Exactly reproduce the lines that follow.

Data items:
┌──
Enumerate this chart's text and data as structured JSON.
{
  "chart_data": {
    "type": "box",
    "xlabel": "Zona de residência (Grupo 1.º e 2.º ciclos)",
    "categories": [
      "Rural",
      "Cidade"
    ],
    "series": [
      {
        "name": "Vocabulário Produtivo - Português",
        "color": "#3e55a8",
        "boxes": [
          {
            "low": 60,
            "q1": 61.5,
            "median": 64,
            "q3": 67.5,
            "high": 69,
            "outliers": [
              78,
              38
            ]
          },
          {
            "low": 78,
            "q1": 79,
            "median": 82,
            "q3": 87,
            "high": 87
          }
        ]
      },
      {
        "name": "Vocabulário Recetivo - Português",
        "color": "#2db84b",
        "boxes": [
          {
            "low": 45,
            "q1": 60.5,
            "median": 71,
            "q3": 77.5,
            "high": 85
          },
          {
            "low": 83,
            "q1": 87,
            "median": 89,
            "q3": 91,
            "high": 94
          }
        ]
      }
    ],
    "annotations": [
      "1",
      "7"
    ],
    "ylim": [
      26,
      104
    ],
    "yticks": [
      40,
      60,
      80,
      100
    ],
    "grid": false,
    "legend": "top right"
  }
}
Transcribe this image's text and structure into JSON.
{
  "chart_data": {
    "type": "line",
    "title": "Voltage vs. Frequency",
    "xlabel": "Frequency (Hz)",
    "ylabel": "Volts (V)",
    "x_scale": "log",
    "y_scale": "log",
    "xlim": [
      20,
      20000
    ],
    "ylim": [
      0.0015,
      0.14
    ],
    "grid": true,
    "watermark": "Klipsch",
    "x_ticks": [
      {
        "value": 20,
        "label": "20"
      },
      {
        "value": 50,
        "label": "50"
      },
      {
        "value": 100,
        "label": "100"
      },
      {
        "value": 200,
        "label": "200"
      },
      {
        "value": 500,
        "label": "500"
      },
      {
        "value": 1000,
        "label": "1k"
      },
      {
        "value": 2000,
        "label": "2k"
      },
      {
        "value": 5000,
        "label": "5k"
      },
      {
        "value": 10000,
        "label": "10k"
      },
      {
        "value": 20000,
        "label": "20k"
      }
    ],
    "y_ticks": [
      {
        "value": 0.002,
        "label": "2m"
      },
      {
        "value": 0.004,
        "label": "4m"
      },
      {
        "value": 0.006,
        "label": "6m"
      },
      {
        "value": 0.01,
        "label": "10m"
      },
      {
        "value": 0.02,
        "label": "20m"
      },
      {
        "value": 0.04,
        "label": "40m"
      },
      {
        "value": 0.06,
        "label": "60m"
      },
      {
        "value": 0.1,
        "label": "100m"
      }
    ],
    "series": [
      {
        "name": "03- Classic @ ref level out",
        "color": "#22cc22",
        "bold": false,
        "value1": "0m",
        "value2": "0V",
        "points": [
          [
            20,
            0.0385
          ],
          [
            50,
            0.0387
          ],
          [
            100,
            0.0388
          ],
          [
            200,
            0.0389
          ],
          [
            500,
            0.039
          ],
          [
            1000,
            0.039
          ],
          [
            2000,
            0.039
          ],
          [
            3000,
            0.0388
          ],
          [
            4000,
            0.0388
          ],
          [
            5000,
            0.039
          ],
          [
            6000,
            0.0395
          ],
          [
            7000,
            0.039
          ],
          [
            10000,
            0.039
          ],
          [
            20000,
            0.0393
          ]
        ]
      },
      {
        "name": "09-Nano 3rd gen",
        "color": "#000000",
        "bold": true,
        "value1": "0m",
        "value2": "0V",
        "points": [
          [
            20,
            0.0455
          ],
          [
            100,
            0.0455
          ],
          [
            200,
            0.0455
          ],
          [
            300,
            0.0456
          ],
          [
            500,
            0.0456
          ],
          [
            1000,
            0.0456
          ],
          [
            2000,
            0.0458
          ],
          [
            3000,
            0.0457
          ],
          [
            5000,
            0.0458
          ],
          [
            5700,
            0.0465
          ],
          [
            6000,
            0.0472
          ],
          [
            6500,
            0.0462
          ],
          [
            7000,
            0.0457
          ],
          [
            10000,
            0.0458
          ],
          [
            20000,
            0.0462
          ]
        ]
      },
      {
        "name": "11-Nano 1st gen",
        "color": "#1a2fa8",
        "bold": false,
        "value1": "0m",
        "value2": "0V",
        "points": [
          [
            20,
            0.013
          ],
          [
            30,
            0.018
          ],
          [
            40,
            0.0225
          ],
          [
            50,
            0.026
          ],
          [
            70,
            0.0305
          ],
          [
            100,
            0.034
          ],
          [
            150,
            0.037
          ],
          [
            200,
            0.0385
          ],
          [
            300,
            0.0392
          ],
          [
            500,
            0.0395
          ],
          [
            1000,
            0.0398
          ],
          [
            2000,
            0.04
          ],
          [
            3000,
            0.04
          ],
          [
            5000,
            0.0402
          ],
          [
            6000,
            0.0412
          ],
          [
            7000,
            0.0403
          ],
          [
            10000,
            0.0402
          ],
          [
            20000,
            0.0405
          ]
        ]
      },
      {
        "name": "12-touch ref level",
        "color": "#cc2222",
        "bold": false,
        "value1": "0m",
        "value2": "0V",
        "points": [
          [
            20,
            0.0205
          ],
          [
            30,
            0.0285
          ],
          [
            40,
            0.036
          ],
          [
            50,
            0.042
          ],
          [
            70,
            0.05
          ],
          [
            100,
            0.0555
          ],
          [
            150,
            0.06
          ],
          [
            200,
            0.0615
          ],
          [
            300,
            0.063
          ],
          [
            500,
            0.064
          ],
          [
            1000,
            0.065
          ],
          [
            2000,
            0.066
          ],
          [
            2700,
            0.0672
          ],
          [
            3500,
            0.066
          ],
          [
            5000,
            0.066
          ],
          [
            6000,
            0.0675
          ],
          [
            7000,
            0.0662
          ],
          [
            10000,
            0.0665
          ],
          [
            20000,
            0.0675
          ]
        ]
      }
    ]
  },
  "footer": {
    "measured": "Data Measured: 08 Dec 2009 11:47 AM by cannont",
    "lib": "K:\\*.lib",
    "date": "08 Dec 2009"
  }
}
└──
Written solution
Enumerate this chart's text and data as structured JSON.
{
  "chart_data": {
    "type": "box",
    "xlabel": "Zona de residência (Grupo 1.º e 2.º ciclos)",
    "categories": [
      "Rural",
      "Cidade"
    ],
    "series": [
      {
        "name": "Vocabulário Produtivo - Português",
        "color": "#3e55a8",
        "boxes": [
          {
            "low": 60,
            "q1": 61.5,
            "median": 64,
            "q3": 67.5,
            "high": 69,
            "outliers": [
              78,
              38
            ]
          },
          {
            "low": 78,
            "q1": 79,
            "median": 82,
            "q3": 87,
            "high": 87
          }
        ]
      },
      {
        "name": "Vocabulário Recetivo - Português",
        "color": "#2db84b",
        "boxes": [
          {
            "low": 45,
            "q1": 60.5,
            "median": 71,
            "q3": 77.5,
            "high": 85
          },
          {
            "low": 83,
            "q1": 87,
            "median": 89,
            "q3": 91,
            "high": 94
          }
        ]
      }
    ],
    "annotations": [
      "1",
      "7"
    ],
    "ylim": [
      26,
      104
    ],
    "yticks": [
      40,
      60,
      80,
      100
    ],
    "grid": false,
    "legend": "top right"
  }
}
Transcribe this image's text and structure into JSON.
{
  "chart_data": {
    "type": "line",
    "title": "Voltage vs. Frequency",
    "xlabel": "Frequency (Hz)",
    "ylabel": "Volts (V)",
    "x_scale": "log",
    "y_scale": "log",
    "xlim": [
      20,
      20000
    ],
    "ylim": [
      0.0015,
      0.14
    ],
    "grid": true,
    "watermark": "Klipsch",
    "x_ticks": [
      {
        "value": 20,
        "label": "20"
      },
      {
        "value": 50,
        "label": "50"
      },
      {
        "value": 100,
        "label": "100"
      },
      {
        "value": 200,
        "label": "200"
      },
      {
        "value": 500,
        "label": "500"
      },
      {
        "value": 1000,
        "label": "1k"
      },
      {
        "value": 2000,
        "label": "2k"
      },
      {
        "value": 5000,
        "label": "5k"
      },
      {
        "value": 10000,
        "label": "10k"
      },
      {
        "value": 20000,
        "label": "20k"
      }
    ],
    "y_ticks": [
      {
        "value": 0.002,
        "label": "2m"
      },
      {
        "value": 0.004,
        "label": "4m"
      },
      {
        "value": 0.006,
        "label": "6m"
      },
      {
        "value": 0.01,
        "label": "10m"
      },
      {
        "value": 0.02,
        "label": "20m"
      },
      {
        "value": 0.04,
        "label": "40m"
      },
      {
        "value": 0.06,
        "label": "60m"
      },
      {
        "value": 0.1,
        "label": "100m"
      }
    ],
    "series": [
      {
        "name": "03- Classic @ ref level out",
        "color": "#22cc22",
        "bold": false,
        "value1": "0m",
        "value2": "0V",
        "points": [
          [
            20,
            0.0385
          ],
          [
            50,
            0.0387
          ],
          [
            100,
            0.0388
          ],
          [
            200,
            0.0389
          ],
          [
            500,
            0.039
          ],
          [
            1000,
            0.039
          ],
          [
            2000,
            0.039
          ],
          [
            3000,
            0.0388
          ],
          [
            4000,
            0.0388
          ],
          [
            5000,
            0.039
          ],
          [
            6000,
            0.0395
          ],
          [
            7000,
            0.039
          ],
          [
            10000,
            0.039
          ],
          [
            20000,
            0.0393
          ]
        ]
      },
      {
        "name": "09-Nano 3rd gen",
        "color": "#000000",
        "bold": true,
        "value1": "0m",
        "value2": "0V",
        "points": [
          [
            20,
            0.0455
          ],
          [
            100,
            0.0455
          ],
          [
            200,
            0.0455
          ],
          [
            300,
            0.0456
          ],
          [
            500,
            0.0456
          ],
          [
            1000,
            0.0456
          ],
          [
            2000,
            0.0458
          ],
          [
            3000,
            0.0457
          ],
          [
            5000,
            0.0458
          ],
          [
            5700,
            0.0465
          ],
          [
            6000,
            0.0472
          ],
          [
            6500,
            0.0462
          ],
          [
            7000,
            0.0457
          ],
          [
            10000,
            0.0458
          ],
          [
            20000,
            0.0462
          ]
        ]
      },
      {
        "name": "11-Nano 1st gen",
        "color": "#1a2fa8",
        "bold": false,
        "value1": "0m",
        "value2": "0V",
        "points": [
          [
            20,
            0.013
          ],
          [
            30,
            0.018
          ],
          [
            40,
            0.0225
          ],
          [
            50,
            0.026
          ],
          [
            70,
            0.0305
          ],
          [
            100,
            0.034
          ],
          [
            150,
            0.037
          ],
          [
            200,
            0.0385
          ],
          [
            300,
            0.0392
          ],
          [
            500,
            0.0395
          ],
          [
            1000,
            0.0398
          ],
          [
            2000,
            0.04
          ],
          [
            3000,
            0.04
          ],
          [
            5000,
            0.0402
          ],
          [
            6000,
            0.0412
          ],
          [
            7000,
            0.0403
          ],
          [
            10000,
            0.0402
          ],
          [
            20000,
            0.0405
          ]
        ]
      },
      {
        "name": "12-touch ref level",
        "color": "#cc2222",
        "bold": false,
        "value1": "0m",
        "value2": "0V",
        "points": [
          [
            20,
            0.0205
          ],
          [
            30,
            0.0285
          ],
          [
            40,
            0.036
          ],
          [
            50,
            0.042
          ],
          [
            70,
            0.05
          ],
          [
            100,
            0.0555
          ],
          [
            150,
            0.06
          ],
          [
            200,
            0.0615
          ],
          [
            300,
            0.063
          ],
          [
            500,
            0.064
          ],
          [
            1000,
            0.065
          ],
          [
            2000,
            0.066
          ],
          [
            2700,
            0.0672
          ],
          [
            3500,
            0.066
          ],
          [
            5000,
            0.066
          ],
          [
            6000,
            0.0675
          ],
          [
            7000,
            0.0662
          ],
          [
            10000,
            0.0665
          ],
          [
            20000,
            0.0675
          ]
        ]
      }
    ]
  },
  "footer": {
    "measured": "Data Measured: 08 Dec 2009 11:47 AM by cannont",
    "lib": "K:\\*.lib",
    "date": "08 Dec 2009"
  }
}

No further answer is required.